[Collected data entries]
==================================================

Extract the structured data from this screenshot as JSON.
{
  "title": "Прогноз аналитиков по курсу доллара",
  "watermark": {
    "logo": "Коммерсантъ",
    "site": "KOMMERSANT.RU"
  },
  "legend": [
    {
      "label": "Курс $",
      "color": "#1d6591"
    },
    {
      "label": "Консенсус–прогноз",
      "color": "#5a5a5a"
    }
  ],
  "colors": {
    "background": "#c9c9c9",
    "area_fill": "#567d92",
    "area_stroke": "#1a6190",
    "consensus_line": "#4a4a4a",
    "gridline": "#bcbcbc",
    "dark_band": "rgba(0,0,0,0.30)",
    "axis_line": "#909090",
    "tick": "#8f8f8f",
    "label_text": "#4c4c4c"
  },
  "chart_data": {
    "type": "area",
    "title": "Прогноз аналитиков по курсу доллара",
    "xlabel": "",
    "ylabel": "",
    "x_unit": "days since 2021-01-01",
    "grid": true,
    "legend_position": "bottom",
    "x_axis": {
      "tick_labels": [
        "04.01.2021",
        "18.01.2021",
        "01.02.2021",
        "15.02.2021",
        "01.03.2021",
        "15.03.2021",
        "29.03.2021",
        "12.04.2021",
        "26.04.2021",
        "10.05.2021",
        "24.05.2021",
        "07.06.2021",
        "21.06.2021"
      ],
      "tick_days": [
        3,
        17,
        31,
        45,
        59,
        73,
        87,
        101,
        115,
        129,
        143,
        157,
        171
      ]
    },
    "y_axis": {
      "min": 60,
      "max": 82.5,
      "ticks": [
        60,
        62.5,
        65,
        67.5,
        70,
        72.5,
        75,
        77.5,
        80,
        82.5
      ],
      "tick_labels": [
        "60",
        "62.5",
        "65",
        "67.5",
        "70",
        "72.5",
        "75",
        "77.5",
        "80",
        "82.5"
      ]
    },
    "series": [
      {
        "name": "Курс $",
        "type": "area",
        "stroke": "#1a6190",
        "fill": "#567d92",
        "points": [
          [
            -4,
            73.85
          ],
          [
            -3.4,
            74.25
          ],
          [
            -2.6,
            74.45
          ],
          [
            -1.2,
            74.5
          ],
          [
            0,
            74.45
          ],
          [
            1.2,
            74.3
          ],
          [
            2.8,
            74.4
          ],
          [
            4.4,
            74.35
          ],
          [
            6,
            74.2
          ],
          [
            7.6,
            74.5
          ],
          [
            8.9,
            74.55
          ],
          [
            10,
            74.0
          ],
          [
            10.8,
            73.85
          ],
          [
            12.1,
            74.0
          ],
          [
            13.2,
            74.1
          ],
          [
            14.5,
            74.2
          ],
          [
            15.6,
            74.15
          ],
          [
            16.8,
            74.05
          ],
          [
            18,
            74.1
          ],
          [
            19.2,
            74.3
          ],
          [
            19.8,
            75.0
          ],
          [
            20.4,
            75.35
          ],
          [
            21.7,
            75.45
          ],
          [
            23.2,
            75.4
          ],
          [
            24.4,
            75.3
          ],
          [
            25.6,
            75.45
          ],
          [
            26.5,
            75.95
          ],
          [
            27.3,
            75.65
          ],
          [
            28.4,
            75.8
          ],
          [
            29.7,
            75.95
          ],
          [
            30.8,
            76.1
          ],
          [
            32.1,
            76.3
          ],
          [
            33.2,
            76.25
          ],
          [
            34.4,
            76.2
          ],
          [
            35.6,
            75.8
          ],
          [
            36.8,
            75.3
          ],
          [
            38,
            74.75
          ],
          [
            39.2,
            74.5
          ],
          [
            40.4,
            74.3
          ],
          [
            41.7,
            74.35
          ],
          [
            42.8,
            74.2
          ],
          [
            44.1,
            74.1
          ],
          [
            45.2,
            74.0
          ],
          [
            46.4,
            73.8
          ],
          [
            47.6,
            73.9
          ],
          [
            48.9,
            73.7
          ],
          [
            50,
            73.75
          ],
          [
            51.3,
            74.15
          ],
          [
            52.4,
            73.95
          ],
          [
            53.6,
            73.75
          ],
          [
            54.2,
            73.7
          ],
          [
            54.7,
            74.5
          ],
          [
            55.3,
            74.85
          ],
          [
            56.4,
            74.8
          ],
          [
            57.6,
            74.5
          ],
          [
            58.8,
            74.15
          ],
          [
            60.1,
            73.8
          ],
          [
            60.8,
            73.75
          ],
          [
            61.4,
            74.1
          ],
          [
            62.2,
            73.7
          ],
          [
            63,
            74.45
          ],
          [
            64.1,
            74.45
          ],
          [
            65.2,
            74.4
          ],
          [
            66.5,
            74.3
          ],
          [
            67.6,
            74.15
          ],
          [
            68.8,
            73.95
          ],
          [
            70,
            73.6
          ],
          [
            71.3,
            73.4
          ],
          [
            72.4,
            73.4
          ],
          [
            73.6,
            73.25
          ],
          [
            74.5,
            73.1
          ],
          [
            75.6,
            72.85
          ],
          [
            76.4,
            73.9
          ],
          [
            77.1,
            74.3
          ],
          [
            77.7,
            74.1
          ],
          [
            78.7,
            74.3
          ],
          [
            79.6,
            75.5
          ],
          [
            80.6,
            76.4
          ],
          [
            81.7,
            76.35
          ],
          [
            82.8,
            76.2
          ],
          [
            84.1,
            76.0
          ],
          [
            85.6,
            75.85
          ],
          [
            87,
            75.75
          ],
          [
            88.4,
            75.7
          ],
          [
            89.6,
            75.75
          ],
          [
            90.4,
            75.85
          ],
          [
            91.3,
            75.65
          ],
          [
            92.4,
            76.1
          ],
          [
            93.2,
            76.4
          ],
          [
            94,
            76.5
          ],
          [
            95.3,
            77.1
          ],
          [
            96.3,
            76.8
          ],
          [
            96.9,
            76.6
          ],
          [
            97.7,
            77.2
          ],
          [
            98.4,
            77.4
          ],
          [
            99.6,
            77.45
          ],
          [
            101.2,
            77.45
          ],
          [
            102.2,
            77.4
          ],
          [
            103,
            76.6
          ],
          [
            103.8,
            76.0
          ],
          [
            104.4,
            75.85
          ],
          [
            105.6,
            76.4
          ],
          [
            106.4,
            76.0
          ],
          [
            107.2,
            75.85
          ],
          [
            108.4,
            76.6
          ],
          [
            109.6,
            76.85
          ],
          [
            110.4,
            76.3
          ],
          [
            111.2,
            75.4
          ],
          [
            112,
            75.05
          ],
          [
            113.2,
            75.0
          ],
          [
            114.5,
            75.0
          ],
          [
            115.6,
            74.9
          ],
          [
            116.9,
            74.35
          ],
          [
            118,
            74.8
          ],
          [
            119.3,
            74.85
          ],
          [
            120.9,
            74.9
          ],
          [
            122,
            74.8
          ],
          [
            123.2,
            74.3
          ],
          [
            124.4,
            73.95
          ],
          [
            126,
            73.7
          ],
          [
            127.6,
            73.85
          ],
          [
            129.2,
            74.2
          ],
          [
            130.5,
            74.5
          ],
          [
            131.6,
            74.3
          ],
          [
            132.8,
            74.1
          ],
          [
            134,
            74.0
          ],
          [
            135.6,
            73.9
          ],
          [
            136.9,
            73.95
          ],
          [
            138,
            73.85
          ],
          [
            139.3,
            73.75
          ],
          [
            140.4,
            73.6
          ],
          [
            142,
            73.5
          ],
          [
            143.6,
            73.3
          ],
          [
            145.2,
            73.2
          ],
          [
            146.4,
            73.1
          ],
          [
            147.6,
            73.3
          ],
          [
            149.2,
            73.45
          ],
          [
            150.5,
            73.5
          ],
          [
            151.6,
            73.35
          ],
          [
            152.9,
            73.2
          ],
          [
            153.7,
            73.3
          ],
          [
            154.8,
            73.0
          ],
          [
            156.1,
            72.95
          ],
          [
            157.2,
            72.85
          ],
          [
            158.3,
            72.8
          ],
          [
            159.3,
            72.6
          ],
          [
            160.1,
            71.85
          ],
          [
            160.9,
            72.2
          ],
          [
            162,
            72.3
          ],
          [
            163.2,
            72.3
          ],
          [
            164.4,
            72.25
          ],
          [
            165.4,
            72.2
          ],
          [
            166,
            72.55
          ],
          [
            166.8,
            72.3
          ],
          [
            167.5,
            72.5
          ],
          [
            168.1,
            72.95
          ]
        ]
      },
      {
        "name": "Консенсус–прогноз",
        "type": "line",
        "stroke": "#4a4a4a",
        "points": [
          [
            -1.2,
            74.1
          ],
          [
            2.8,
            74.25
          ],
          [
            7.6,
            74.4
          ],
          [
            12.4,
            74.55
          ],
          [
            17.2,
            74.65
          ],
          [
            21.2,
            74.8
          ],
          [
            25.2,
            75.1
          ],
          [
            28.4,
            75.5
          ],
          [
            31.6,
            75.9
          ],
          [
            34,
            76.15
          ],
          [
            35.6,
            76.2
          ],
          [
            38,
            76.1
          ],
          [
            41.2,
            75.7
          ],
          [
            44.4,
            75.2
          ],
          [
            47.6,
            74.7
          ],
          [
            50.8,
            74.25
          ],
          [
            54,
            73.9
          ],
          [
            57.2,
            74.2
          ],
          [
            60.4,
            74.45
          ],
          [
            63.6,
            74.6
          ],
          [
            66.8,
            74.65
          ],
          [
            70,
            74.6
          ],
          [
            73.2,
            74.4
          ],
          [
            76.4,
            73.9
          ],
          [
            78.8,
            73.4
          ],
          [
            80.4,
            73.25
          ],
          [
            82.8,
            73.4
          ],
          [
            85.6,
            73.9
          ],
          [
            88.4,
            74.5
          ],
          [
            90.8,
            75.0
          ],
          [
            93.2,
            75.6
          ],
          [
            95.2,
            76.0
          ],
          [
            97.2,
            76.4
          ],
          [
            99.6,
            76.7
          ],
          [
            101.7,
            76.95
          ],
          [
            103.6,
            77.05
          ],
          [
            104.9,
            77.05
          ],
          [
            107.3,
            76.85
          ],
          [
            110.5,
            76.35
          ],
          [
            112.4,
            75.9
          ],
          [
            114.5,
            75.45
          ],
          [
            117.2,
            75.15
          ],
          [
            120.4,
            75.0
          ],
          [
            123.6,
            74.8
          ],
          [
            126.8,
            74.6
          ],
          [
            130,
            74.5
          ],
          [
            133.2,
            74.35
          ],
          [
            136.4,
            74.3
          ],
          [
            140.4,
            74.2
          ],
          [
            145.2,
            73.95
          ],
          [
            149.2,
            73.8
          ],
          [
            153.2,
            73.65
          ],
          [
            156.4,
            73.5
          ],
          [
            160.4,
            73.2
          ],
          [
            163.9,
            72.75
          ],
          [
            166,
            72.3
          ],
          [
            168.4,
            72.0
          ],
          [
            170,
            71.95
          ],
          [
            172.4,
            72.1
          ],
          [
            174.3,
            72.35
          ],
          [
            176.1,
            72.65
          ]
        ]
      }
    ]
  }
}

==================================================

-- TASK TO CARRY OUT --
Respond with the number of lines containing "Консенсус" and no additional words.

-- SOLVED EXERCISE --
2